━━━ Extracted records ━━━

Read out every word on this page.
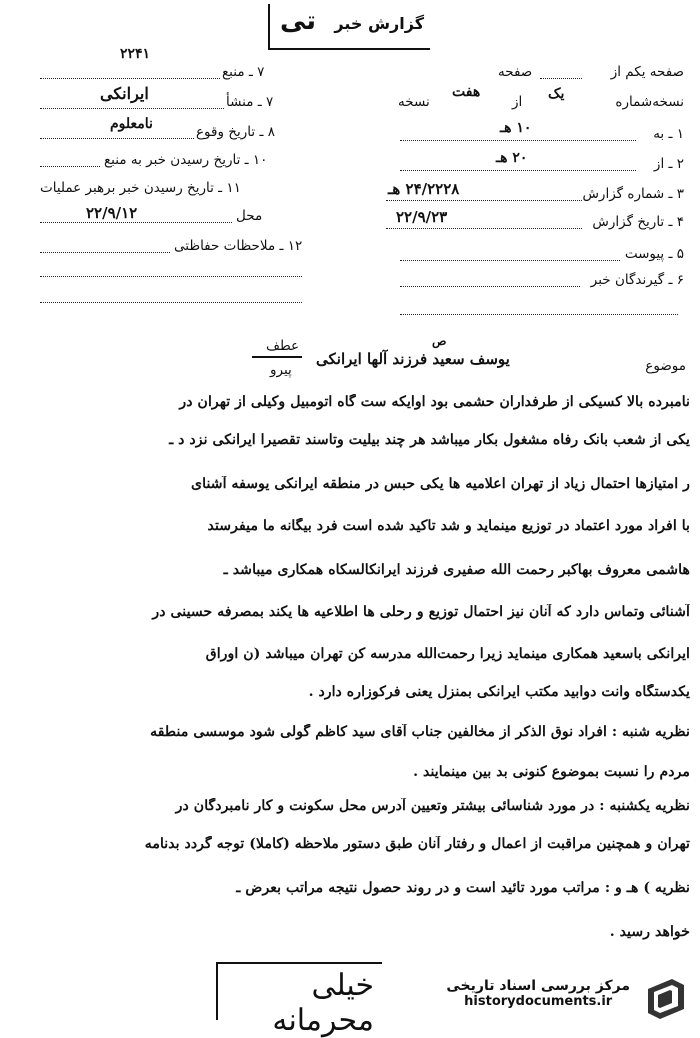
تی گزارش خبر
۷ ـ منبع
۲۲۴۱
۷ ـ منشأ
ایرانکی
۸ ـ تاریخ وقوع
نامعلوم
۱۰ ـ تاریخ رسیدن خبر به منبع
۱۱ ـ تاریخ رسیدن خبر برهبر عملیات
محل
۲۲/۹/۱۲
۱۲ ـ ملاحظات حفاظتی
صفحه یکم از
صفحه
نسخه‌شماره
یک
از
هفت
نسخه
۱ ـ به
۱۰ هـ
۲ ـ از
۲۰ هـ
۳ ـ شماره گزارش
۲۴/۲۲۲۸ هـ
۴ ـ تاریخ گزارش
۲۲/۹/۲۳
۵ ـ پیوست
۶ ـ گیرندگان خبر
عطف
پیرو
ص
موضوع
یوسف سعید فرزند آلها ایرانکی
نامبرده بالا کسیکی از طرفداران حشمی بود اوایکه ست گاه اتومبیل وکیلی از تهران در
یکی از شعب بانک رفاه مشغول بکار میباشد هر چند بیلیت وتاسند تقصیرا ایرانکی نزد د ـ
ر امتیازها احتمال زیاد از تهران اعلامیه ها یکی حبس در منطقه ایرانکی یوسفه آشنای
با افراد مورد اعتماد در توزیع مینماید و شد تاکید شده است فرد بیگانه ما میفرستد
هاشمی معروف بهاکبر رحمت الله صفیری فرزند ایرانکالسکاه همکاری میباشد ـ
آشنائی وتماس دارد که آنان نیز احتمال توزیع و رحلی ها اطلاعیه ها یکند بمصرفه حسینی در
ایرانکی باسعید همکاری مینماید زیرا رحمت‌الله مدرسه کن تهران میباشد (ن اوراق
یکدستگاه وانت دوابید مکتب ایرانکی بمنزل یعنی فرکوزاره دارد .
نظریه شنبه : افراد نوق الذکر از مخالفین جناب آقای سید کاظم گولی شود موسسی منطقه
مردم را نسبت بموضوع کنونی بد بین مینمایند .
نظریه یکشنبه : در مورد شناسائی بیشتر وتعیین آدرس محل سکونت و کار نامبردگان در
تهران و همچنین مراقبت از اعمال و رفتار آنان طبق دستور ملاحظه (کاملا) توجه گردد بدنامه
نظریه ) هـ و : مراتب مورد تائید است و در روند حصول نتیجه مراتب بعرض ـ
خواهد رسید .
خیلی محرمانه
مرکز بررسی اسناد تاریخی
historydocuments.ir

━━━
━━━ Extracted records ━━━

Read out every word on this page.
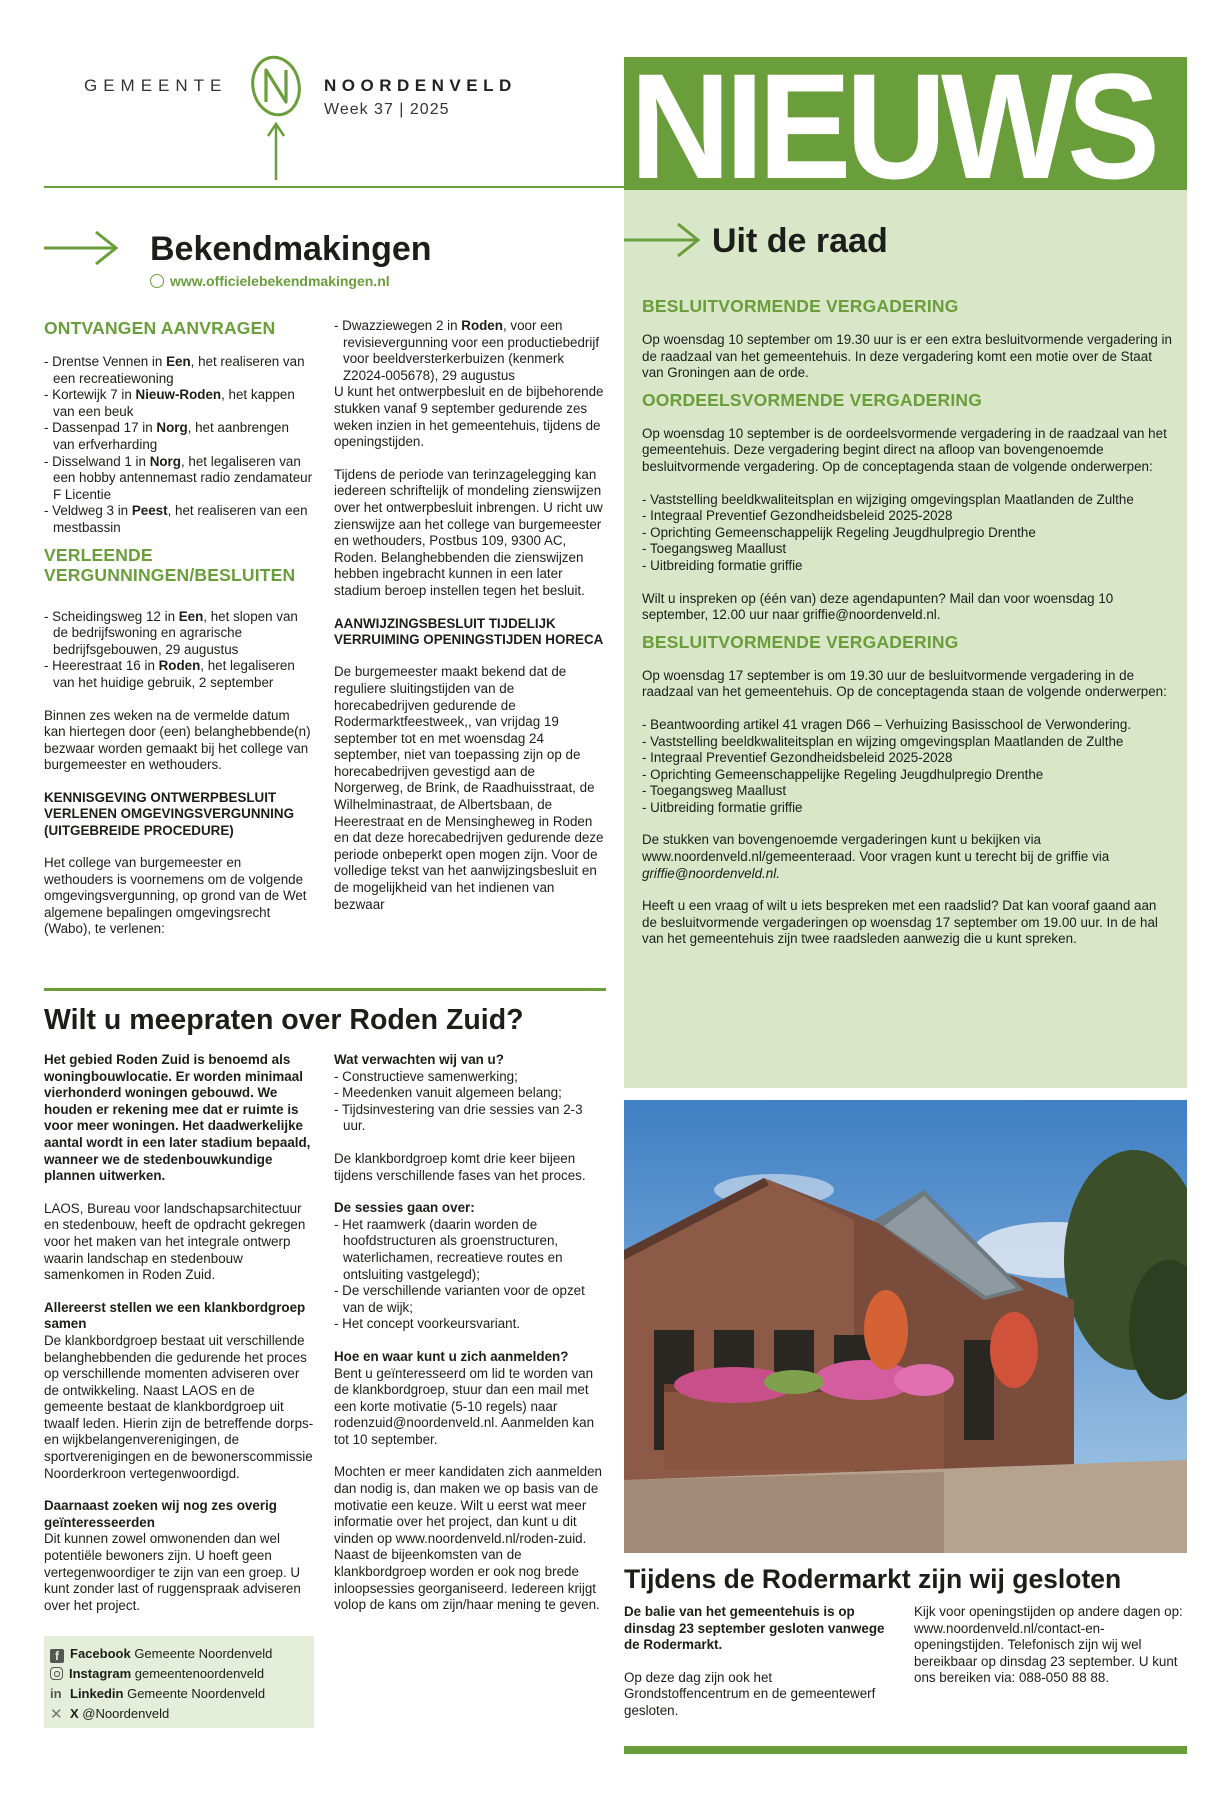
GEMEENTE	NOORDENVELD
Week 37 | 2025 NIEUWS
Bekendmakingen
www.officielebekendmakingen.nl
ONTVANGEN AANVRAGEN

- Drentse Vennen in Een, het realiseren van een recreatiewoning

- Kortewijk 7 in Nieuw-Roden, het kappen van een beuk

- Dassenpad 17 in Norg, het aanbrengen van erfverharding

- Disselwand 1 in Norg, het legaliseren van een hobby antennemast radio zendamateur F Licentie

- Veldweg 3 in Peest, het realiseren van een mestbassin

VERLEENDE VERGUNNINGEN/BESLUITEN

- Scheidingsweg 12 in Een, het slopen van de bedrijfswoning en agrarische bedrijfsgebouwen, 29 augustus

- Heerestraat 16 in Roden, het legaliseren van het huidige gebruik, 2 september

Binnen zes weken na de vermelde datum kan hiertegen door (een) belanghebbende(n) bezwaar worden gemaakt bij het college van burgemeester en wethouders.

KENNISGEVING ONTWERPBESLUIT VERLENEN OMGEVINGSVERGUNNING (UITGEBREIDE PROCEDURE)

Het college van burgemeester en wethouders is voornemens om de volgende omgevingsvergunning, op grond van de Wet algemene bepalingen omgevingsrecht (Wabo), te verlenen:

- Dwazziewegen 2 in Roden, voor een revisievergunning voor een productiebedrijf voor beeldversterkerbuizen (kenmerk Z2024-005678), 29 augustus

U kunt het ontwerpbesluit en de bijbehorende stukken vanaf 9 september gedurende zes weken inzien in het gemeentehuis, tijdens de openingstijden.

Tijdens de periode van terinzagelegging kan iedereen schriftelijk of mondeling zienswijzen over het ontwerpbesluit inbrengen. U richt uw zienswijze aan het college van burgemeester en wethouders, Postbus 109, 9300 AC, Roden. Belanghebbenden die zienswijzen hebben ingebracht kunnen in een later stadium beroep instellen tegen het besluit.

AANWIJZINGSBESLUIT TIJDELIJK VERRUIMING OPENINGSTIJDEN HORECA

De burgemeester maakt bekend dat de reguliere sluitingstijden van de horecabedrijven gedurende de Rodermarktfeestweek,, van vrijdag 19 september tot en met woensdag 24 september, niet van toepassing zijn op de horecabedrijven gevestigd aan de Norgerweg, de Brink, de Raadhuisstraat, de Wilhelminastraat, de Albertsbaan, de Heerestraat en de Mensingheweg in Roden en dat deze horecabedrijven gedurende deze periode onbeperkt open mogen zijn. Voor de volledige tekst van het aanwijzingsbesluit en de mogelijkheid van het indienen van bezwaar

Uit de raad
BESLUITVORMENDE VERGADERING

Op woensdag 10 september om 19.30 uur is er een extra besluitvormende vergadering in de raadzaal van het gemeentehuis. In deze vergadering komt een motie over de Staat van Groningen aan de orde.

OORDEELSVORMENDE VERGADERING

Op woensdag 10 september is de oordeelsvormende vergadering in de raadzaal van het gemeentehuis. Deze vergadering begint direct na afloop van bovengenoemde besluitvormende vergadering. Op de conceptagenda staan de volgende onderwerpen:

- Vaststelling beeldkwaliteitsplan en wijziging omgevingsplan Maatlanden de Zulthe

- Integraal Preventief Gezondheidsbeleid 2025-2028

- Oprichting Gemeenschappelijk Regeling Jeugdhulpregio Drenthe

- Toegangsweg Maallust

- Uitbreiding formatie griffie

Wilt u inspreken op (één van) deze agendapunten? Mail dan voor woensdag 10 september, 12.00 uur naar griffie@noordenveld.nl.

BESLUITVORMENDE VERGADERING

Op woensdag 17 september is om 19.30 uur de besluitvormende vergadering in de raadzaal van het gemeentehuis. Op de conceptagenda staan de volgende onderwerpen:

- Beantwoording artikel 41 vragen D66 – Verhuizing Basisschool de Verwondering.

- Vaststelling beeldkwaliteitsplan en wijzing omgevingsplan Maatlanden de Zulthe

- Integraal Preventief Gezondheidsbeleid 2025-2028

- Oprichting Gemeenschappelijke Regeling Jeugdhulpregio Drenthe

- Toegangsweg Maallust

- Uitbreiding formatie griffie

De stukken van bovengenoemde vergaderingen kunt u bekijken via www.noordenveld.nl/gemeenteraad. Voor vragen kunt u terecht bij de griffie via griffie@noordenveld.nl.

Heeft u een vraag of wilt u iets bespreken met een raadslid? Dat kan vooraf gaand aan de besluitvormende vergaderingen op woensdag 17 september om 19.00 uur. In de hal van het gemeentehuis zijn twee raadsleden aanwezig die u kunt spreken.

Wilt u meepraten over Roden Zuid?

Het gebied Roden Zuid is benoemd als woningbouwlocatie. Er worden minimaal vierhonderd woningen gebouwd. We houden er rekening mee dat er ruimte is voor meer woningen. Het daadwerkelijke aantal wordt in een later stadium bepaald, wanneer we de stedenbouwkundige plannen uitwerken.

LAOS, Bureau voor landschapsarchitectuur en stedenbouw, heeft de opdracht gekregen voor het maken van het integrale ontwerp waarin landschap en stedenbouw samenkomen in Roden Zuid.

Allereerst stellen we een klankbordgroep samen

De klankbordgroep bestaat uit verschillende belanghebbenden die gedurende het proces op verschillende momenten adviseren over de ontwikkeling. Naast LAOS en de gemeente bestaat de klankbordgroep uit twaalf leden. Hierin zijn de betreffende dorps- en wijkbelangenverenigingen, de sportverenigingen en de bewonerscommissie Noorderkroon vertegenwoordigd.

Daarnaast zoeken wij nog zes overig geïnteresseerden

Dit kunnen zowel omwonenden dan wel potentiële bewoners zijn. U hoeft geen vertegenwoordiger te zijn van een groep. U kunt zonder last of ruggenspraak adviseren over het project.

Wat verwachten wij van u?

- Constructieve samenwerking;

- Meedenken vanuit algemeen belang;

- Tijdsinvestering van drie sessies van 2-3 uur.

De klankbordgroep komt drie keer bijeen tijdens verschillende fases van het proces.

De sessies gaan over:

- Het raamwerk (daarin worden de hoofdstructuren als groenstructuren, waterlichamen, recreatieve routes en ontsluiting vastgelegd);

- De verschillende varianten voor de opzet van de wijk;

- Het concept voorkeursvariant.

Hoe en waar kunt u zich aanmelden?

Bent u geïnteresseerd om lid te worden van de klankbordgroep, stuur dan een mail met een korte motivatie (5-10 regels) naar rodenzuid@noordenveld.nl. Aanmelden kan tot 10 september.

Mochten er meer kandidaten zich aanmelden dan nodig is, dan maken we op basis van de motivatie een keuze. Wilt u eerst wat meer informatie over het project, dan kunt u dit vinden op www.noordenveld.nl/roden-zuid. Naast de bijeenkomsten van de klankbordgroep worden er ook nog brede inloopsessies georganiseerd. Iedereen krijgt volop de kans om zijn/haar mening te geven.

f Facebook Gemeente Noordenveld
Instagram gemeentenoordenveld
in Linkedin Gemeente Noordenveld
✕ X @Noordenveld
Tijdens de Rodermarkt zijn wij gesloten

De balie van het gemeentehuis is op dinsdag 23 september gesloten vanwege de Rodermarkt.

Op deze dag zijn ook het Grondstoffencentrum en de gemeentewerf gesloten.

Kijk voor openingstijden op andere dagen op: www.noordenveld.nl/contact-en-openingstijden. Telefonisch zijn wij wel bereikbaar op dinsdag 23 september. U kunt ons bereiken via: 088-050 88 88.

━━━

§ Work required: Copy every line of the records above that holds the word "volgende".

§ Solved problem:
Het college van burgemeester en wethouders is voornemens om de volgende omgevingsvergunning, op grond van de Wet algemene bepalingen omgevingsrecht (Wabo), te verlenen:
Op woensdag 10 september is de oordeelsvormende vergadering in de raadzaal van het gemeentehuis. Deze vergadering begint direct na afloop van bovengenoemde besluitvormende vergadering. Op de conceptagenda staan de volgende onderwerpen:
Op woensdag 17 september is om 19.30 uur de besluitvormende vergadering in de raadzaal van het gemeentehuis. Op de conceptagenda staan de volgende onderwerpen:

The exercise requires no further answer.